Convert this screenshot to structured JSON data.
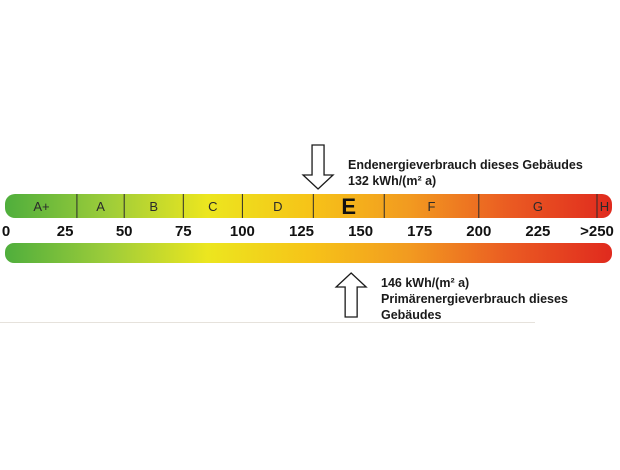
{
  "chart_data": {
    "type": "bar",
    "xlim": [
      0,
      250
    ],
    "scale_ticks": [
      {
        "value": 0,
        "label": "0"
      },
      {
        "value": 25,
        "label": "25"
      },
      {
        "value": 50,
        "label": "50"
      },
      {
        "value": 75,
        "label": "75"
      },
      {
        "value": 100,
        "label": "100"
      },
      {
        "value": 125,
        "label": "125"
      },
      {
        "value": 150,
        "label": "150"
      },
      {
        "value": 175,
        "label": "175"
      },
      {
        "value": 200,
        "label": "200"
      },
      {
        "value": 225,
        "label": "225"
      },
      {
        "value": 250,
        "label": ">250"
      }
    ],
    "classes": [
      {
        "label": "A+",
        "from": 0,
        "to": 30
      },
      {
        "label": "A",
        "from": 30,
        "to": 50
      },
      {
        "label": "B",
        "from": 50,
        "to": 75
      },
      {
        "label": "C",
        "from": 75,
        "to": 100
      },
      {
        "label": "D",
        "from": 100,
        "to": 130
      },
      {
        "label": "E",
        "from": 130,
        "to": 160,
        "highlighted": true
      },
      {
        "label": "F",
        "from": 160,
        "to": 200
      },
      {
        "label": "G",
        "from": 200,
        "to": 250
      },
      {
        "label": "H",
        "from": 250,
        "to": 270
      }
    ],
    "markers": [
      {
        "id": "final",
        "value": 132,
        "direction": "down",
        "position": "above",
        "lines": [
          "Endenergieverbrauch dieses Gebäudes",
          "132 kWh/(m² a)"
        ]
      },
      {
        "id": "primary",
        "value": 146,
        "direction": "up",
        "position": "below",
        "lines": [
          "146 kWh/(m² a)",
          "Primärenergieverbrauch dieses",
          "Gebäudes"
        ]
      }
    ],
    "gradient_colors": [
      "#4fae3c",
      "#9ccc3a",
      "#ece61f",
      "#f6c418",
      "#f29a20",
      "#ea5a22",
      "#e02a1e"
    ]
  }
}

* * *

Extract every line that has the string "from" in it.

        "from": 0,
        "from": 30,
        "from": 50,
        "from": 75,
        "from": 100,
        "from": 130,
        "from": 160,
        "from": 200,
        "from": 250,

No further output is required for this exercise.